#### Provided records:
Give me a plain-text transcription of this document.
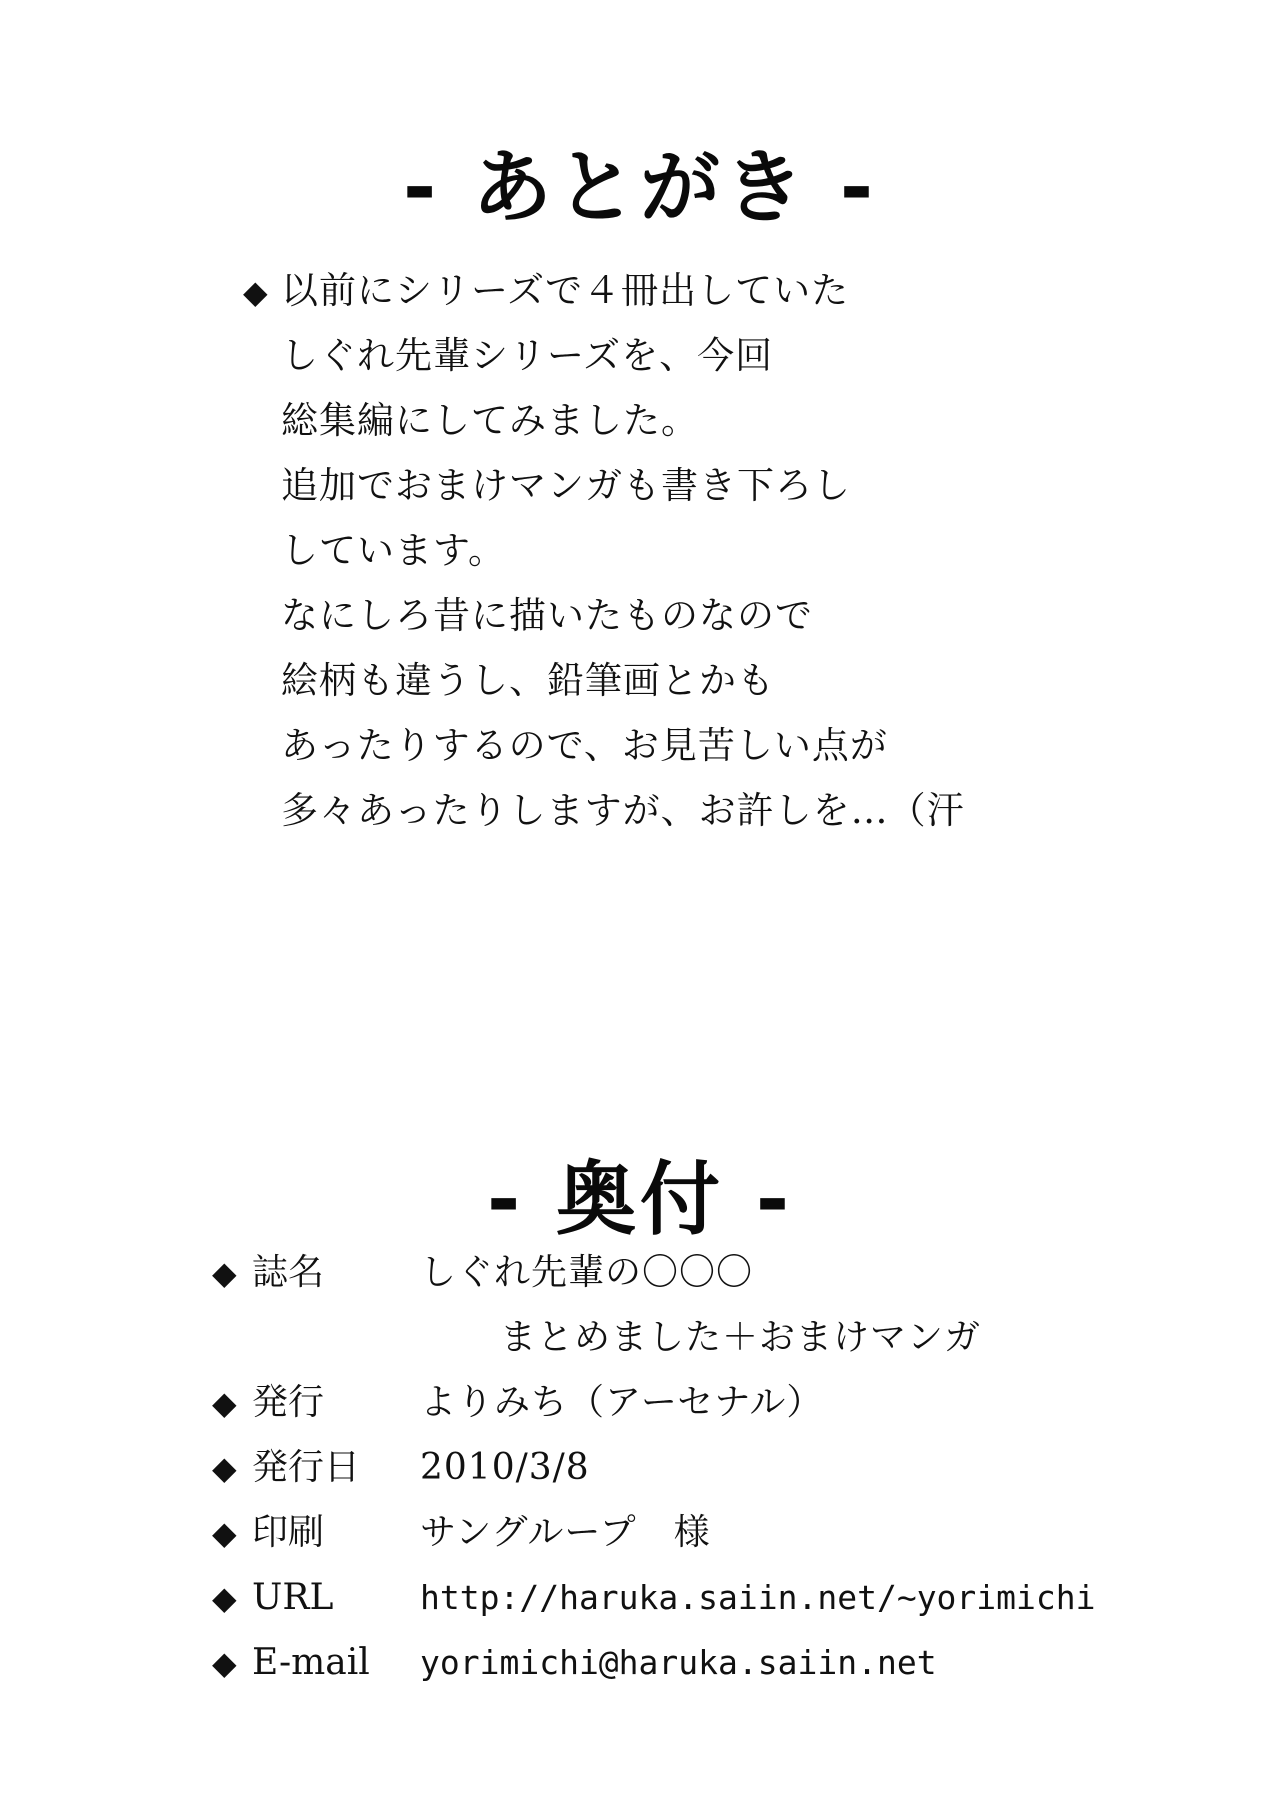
- あとがき -
◆ 以前にシリーズで４冊出していた
しぐれ先輩シリーズを、今回
総集編にしてみました。
追加でおまけマンガも書き下ろし
しています。
なにしろ昔に描いたものなので
絵柄も違うし、鉛筆画とかも
あったりするので、お見苦しい点が
多々あったりしますが、お許しを…（汗
- 奥付 -
◆ 誌名	しぐれ先輩の〇〇〇
まとめました＋おまけマンガ
◆ 発行	よりみち（アーセナル）
◆ 発行日 2010/3/8
◆ 印刷	サングループ　様
◆ URL	http://haruka.saiin.net/~yorimichi
◆ E-mail yorimichi@haruka.saiin.net
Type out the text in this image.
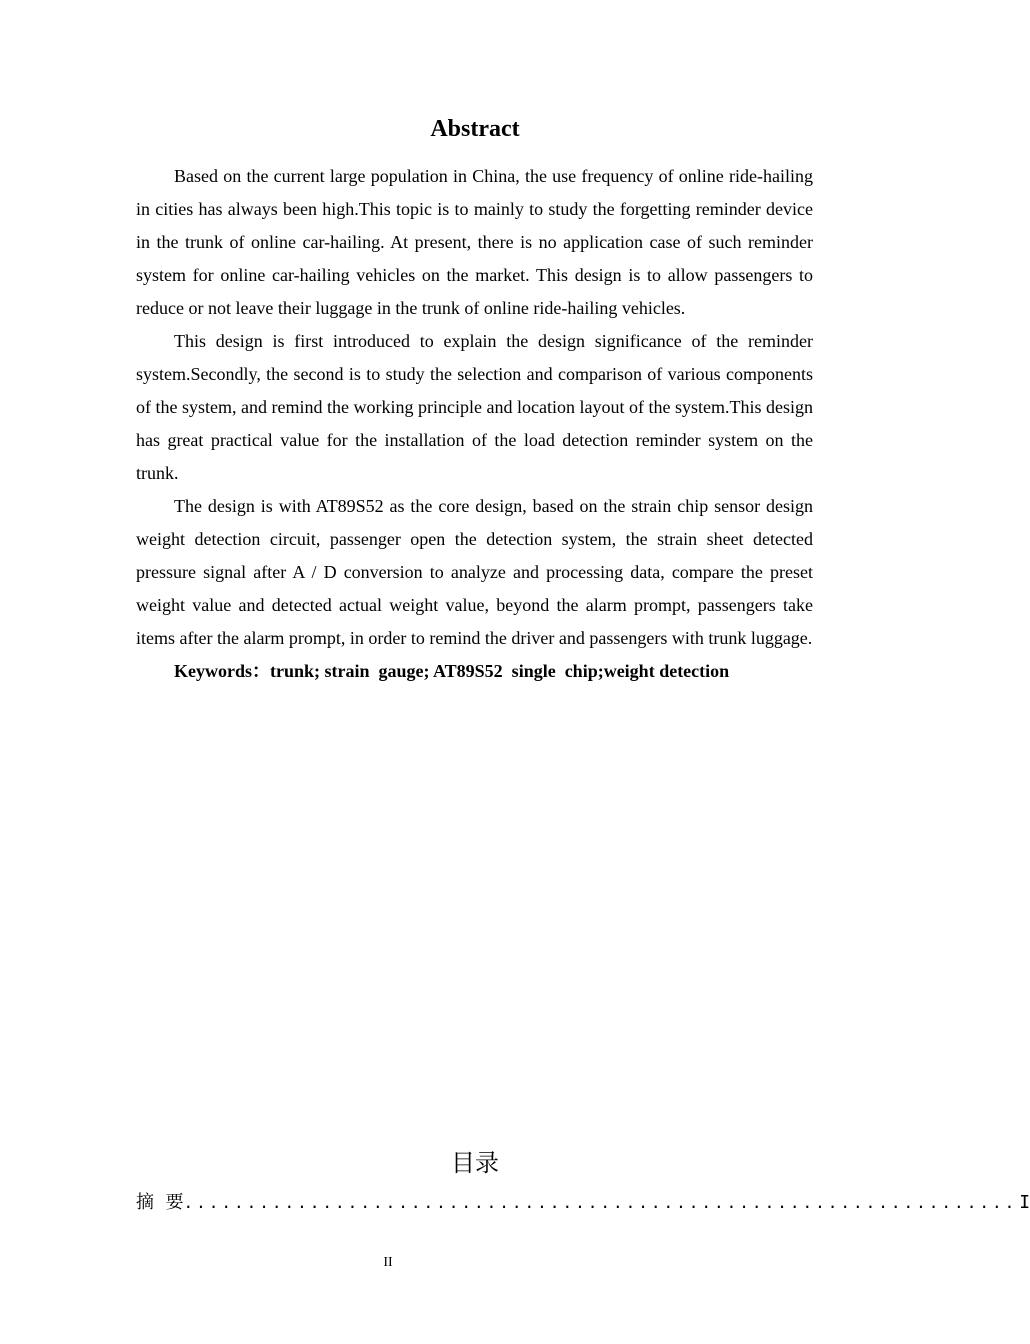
Abstract

Based on the current large population in China, the use frequency of online ride-hailing in cities has always been high.This topic is to mainly to study the forgetting reminder device in the trunk of online car-hailing. At present, there is no application case of such reminder system for online car-hailing vehicles on the market. This design is to allow passengers to reduce or not leave their luggage in the trunk of online ride-hailing vehicles.

This design is first introduced to explain the design significance of the reminder system.Secondly, the second is to study the selection and comparison of various components of the system, and remind the working principle and location layout of the system.This design has great practical value for the installation of the load detection reminder system on the trunk.

The design is with AT89S52 as the core design, based on the strain chip sensor design weight detection circuit, passenger open the detection system, the strain sheet detected pressure signal after A / D conversion to analyze and processing data, compare the preset weight value and detected actual weight value, beyond the alarm prompt, passengers take items after the alarm prompt, in order to remind the driver and passengers with trunk luggage.

Keywords：trunk; strain  gauge; AT89S52  single  chip;weight detection

目录
摘  要 .................................................................. I
II
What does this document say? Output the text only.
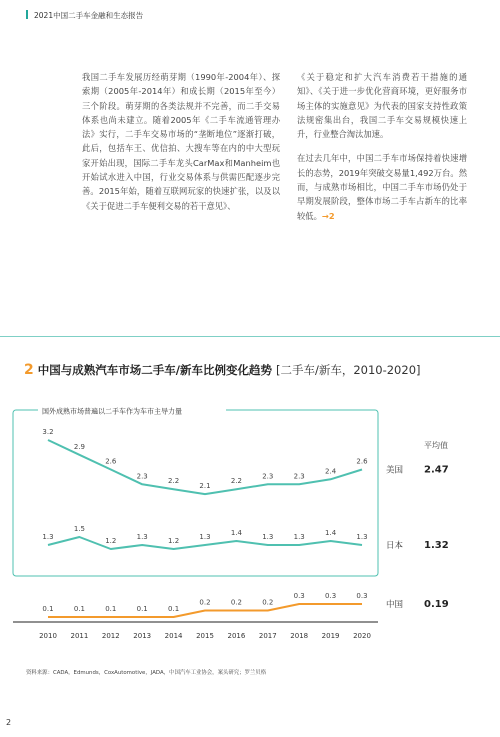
2021中国二手车金融和生态报告

我国二手车发展历经萌芽期（1990年-2004年）、探索期（2005年-2014年）和成长期（2015年至今）三个阶段。萌芽期的各类法规并不完善，而二手交易体系也尚未建立。随着2005年《二手车流通管理办法》实行，二手车交易市场的“垄断地位”逐渐打破，此后，包括车王、优信拍、大搜车等在内的中大型玩家开始出现，国际二手车龙头CarMax和Manheim也开始试水进入中国，行业交易体系与供需匹配逐步完善。2015年始，随着互联网玩家的快速扩张，以及以《关于促进二手车便利交易的若干意见》、

《关于稳定和扩大汽车消费若干措施的通知》、《关于进一步优化营商环境，更好服务市场主体的实施意见》为代表的国家支持性政策法规密集出台，我国二手车交易规模快速上升，行业整合淘汰加速。

在过去几年中，中国二手车市场保持着快速增长的态势，2019年突破交易量1,492万台。然而，与成熟市场相比，中国二手车市场仍处于早期发展阶段，整体市场二手车占新车的比率较低。→2

2 中国与成熟汽车市场二手车/新车比例变化趋势 [二手车/新车，2010-2020]
国外成熟市场普遍以二手车作为车市主导力量
3.2
2.9
2.6
2.3
2.2
2.1
2.2
2.3	2.3
2.4
2.6
美国 2.47
1.3
1.5
1.2	1.3	1.2	1.3	1.4	1.3	1.3	1.4	1.3
日本 1.32
0.1	0.1	0.1	0.1	0.1
0.2	0.2	0.2
0.3	0.3	0.3
中国 0.19
平均值
2010 2011 2012 2013 2014 2015 2016 2017 2018 2019 2020
资料来源：CADA，Edmunds，CoxAutomotive，JADA，中国汽车工业协会，案头研究；罗兰贝格
2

#### The request:
Gather each line in the data that holds the string "saiin".

#### Expected answer:
◆ URL	http://haruka.saiin.net/~yorimichi
◆ E-mail yorimichi@haruka.saiin.net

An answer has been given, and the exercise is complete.